#### DESCRIPTION OF THE TASK:
Copy out each line containing "JSON" from the entries below.
_ _ _ _ _ _ _
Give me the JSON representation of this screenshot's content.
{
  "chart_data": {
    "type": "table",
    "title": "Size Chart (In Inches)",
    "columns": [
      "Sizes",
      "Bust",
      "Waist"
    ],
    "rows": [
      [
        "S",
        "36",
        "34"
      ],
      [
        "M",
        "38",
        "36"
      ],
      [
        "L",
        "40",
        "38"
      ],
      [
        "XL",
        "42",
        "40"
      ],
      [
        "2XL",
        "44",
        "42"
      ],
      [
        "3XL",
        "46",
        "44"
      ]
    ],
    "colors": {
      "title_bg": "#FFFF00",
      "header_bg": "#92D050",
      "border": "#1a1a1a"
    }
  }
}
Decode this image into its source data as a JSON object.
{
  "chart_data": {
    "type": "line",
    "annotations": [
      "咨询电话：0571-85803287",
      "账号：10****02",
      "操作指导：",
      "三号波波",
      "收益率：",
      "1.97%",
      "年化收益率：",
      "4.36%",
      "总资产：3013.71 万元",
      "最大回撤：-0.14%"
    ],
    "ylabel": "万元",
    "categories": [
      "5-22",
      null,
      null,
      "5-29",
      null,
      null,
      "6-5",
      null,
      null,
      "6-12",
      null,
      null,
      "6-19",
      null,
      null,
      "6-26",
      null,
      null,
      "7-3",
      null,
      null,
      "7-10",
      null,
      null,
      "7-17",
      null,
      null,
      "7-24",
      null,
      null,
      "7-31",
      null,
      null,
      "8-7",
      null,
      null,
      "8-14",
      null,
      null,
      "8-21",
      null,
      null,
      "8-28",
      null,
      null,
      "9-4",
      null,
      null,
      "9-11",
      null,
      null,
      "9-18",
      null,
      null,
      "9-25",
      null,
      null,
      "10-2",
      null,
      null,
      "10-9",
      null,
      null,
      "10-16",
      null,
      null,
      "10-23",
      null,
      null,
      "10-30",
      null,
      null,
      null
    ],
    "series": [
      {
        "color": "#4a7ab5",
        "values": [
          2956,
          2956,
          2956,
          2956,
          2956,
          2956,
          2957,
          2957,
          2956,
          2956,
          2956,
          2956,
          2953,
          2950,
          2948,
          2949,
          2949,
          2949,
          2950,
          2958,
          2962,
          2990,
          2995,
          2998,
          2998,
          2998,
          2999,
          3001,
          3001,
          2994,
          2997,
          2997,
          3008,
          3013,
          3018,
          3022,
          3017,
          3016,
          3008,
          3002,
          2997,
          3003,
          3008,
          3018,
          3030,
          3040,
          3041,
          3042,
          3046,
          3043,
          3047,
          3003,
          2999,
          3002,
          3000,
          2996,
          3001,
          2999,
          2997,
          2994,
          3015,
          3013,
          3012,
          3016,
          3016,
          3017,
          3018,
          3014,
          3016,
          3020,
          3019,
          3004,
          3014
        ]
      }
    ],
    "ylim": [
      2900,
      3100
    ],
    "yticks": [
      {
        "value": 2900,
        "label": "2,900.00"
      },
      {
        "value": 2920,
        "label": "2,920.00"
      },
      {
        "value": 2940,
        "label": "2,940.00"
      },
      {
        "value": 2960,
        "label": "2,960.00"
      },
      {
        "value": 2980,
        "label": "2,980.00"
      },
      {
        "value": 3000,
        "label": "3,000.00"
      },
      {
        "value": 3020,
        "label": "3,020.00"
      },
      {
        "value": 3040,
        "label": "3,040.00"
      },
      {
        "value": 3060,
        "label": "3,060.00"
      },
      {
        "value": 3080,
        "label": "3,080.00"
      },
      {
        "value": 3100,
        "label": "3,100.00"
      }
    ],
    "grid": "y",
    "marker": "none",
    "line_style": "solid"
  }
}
_ _ _ _ _ _ _
#### ANSWER TO THE TASK:
Give me the JSON representation of this screenshot's content.
Decode this image into its source data as a JSON object.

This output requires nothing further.